KATHARINA

Man kann dahinsterben, ohne dass man aus dem Fenster springt, es muss nicht einmal jemand merken. Ich kann am Wochenende als Leiche nach Hause fahren, am Sonntagabend zurück, und dennoch muss man es mir nicht anmerken. man nimmt einen Adoptierten einfach nicht recht ernst, verdrängen soll er es! Ich lache, bin fröhlich! Ich spiele meine Rolle durch und durch. Niemand sieht das ich mich einsam, bodenlos und mit Ängsten und Schulgefühlen kämpfe.

# FRAGEN ZUM TEXT
- A) Wann fährt die Ich-Person im Textauszug „Katharina“ nach dem Wochenende zurück?
- B) Tausch im Textauszug „Katharina“ in der Stelle zwischen „Man kann dahinsterben, ohne“ und „und Schulgefühlen kämpfe.“, beides eingeschlossen, „Wochenende“ gegen „Feiertag“ aus und gib die Stelle so wieder.
- C) Schreib den Textauszug „Katharina“ nach seinem letzten Satz weiter.
Die Zeilen spielen hierfür keine Rolle.

# GEGEBENE ANGABEN

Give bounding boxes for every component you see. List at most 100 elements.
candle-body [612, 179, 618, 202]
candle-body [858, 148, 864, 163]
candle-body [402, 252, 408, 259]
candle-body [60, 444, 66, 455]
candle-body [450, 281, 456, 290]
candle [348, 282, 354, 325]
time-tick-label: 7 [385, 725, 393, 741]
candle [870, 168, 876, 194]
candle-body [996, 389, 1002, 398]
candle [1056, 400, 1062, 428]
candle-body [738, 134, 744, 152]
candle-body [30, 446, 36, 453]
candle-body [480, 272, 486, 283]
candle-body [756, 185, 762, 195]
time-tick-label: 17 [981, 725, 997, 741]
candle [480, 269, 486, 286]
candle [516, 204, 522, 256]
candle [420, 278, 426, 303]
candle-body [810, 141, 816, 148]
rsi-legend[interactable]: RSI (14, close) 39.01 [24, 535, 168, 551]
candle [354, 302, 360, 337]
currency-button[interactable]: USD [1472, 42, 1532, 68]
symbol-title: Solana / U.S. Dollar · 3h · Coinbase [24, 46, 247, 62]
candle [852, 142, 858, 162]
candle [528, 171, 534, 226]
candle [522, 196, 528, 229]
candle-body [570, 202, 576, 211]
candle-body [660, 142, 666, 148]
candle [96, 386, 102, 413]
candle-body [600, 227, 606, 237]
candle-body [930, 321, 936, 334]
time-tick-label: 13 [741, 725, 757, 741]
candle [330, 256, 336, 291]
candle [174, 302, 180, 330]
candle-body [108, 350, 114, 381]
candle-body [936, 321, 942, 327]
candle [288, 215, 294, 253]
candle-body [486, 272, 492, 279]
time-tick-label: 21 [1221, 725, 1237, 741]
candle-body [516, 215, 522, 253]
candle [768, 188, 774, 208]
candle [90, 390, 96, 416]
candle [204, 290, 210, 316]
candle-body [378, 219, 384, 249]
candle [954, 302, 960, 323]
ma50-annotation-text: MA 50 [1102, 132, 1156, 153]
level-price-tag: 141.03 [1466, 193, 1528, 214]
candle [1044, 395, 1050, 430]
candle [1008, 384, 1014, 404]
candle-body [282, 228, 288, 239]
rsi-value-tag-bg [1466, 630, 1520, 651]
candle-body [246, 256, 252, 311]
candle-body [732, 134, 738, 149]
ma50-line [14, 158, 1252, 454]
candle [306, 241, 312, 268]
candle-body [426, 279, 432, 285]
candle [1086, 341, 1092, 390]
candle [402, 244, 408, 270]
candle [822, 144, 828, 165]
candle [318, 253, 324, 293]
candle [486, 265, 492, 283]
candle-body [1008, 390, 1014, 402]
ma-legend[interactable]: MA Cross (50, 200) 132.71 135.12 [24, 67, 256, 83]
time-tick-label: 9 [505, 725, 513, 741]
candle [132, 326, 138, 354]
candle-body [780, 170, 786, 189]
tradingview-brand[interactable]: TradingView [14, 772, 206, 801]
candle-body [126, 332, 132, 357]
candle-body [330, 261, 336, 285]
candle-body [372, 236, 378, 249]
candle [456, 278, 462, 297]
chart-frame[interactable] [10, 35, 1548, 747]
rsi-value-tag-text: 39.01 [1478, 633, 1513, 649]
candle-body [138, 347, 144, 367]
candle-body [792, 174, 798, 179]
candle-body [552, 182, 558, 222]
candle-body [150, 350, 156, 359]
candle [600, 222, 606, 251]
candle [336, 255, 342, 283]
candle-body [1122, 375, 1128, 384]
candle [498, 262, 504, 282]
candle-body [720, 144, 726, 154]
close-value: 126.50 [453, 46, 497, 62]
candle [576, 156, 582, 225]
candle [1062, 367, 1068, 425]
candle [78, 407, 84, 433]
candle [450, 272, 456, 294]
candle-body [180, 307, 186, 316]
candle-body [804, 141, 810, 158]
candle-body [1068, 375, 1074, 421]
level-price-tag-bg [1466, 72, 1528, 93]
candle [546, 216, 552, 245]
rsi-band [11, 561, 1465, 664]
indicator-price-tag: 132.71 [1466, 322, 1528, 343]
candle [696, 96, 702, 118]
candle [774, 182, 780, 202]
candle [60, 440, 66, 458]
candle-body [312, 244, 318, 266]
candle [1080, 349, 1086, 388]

# ANTWORTEN
- A) Am Sonntagabend.

- B)
Man kann dahinsterben, ohne dass man aus dem Fenster springt, es muss nicht einmal jemand merken. Ich kann am Feiertag als Leiche nach Hause fahren, am Sonntagabend zurück, und dennoch muss man es mir nicht anmerken. man nimmt einen Adoptierten einfach nicht recht ernst, verdrängen soll er es! Ich lache, bin fröhlich! Ich spiele meine Rolle durch und durch. Niemand sieht das ich mich einsam, bodenlos und mit Ängsten und Schulgefühlen kämpfe.

- C)
Ich finde es nicht Recht, wie man mich behandelt. Ja, ich wehre mich als Adoptierte. Ein Behinderter muss auch kämpfen, damit er durchkommt, aber ihn nimmt man ernst. Einem Kranken gibt man Pflege, wenn es ihm schlechtgeht. Wenn es aber ein Adoptierter nur einmal wagt aufzuschreien, weil er atmen möchte, endlich atmen möchte unter dieser Decke von verdammten Gesetzen, Akten und Tabus, dann fragt man ihn nur, warum er schreit; ein Schönheitsfehler, ein anscheinend verheilte Narbe tue doch gar nicht weh....

Aus dem Tagebuch der damals 19 Jährigen Katharina: "Oh, ich finde, auch da soll Gerechtigkeit herrschen. Ich bin weder krank noch behindert, aber ich bin adoptiert und habe Gefühle."